begin SUPPLIED ENTRIES

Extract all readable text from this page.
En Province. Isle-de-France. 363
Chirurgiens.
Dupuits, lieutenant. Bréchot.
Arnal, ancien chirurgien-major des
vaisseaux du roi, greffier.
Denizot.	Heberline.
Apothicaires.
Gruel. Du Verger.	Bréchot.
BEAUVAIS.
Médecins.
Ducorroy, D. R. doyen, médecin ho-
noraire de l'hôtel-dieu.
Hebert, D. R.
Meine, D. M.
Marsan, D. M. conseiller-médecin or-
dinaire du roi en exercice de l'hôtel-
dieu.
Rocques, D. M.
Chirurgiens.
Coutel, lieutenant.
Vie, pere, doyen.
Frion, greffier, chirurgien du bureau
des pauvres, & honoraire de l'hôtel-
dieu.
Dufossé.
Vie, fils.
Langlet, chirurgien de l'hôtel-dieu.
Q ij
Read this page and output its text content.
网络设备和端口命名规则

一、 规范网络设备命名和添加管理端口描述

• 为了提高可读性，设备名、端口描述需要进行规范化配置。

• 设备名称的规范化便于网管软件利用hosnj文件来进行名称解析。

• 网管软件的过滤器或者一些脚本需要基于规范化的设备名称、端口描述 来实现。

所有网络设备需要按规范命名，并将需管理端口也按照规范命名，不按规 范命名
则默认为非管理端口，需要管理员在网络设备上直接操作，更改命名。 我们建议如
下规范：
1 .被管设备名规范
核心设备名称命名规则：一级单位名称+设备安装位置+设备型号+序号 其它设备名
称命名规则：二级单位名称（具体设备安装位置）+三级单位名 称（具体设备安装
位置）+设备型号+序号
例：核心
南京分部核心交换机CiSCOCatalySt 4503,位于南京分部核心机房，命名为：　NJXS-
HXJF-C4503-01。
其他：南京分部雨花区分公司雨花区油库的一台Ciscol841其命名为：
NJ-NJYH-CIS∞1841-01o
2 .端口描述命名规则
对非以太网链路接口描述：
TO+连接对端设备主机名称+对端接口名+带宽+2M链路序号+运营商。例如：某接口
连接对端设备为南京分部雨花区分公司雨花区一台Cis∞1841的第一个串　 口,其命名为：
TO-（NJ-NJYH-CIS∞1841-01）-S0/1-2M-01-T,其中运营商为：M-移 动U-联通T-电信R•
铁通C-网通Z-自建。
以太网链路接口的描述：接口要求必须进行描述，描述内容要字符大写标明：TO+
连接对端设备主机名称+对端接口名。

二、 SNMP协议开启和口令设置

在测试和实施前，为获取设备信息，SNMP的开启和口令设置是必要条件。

end SUPPLIED ENTRIES

### OBJECTIVE
Would you give the material above again, complete and exact?

### EXPECTED OUTPUT
Extract all readable text from this page.
En Province. Isle-de-France. 363
Chirurgiens.
Dupuits, lieutenant. Bréchot.
Arnal, ancien chirurgien-major des
vaisseaux du roi, greffier.
Denizot.	Heberline.
Apothicaires.
Gruel. Du Verger.	Bréchot.
BEAUVAIS.
Médecins.
Ducorroy, D. R. doyen, médecin ho-
noraire de l'hôtel-dieu.
Hebert, D. R.
Meine, D. M.
Marsan, D. M. conseiller-médecin or-
dinaire du roi en exercice de l'hôtel-
dieu.
Rocques, D. M.
Chirurgiens.
Coutel, lieutenant.
Vie, pere, doyen.
Frion, greffier, chirurgien du bureau
des pauvres, & honoraire de l'hôtel-
dieu.
Dufossé.
Vie, fils.
Langlet, chirurgien de l'hôtel-dieu.
Q ij
Read this page and output its text content.
网络设备和端口命名规则

一、 规范网络设备命名和添加管理端口描述

• 为了提高可读性，设备名、端口描述需要进行规范化配置。

• 设备名称的规范化便于网管软件利用hosnj文件来进行名称解析。

• 网管软件的过滤器或者一些脚本需要基于规范化的设备名称、端口描述 来实现。

所有网络设备需要按规范命名，并将需管理端口也按照规范命名，不按规 范命名
则默认为非管理端口，需要管理员在网络设备上直接操作，更改命名。 我们建议如
下规范：
1 .被管设备名规范
核心设备名称命名规则：一级单位名称+设备安装位置+设备型号+序号 其它设备名
称命名规则：二级单位名称（具体设备安装位置）+三级单位名 称（具体设备安装
位置）+设备型号+序号
例：核心
南京分部核心交换机CiSCOCatalySt 4503,位于南京分部核心机房，命名为：　NJXS-
HXJF-C4503-01。
其他：南京分部雨花区分公司雨花区油库的一台Ciscol841其命名为：
NJ-NJYH-CIS∞1841-01o
2 .端口描述命名规则
对非以太网链路接口描述：
TO+连接对端设备主机名称+对端接口名+带宽+2M链路序号+运营商。例如：某接口
连接对端设备为南京分部雨花区分公司雨花区一台Cis∞1841的第一个串　 口,其命名为：
TO-（NJ-NJYH-CIS∞1841-01）-S0/1-2M-01-T,其中运营商为：M-移 动U-联通T-电信R•
铁通C-网通Z-自建。
以太网链路接口的描述：接口要求必须进行描述，描述内容要字符大写标明：TO+
连接对端设备主机名称+对端接口名。

二、 SNMP协议开启和口令设置

在测试和实施前，为获取设备信息，SNMP的开启和口令设置是必要条件。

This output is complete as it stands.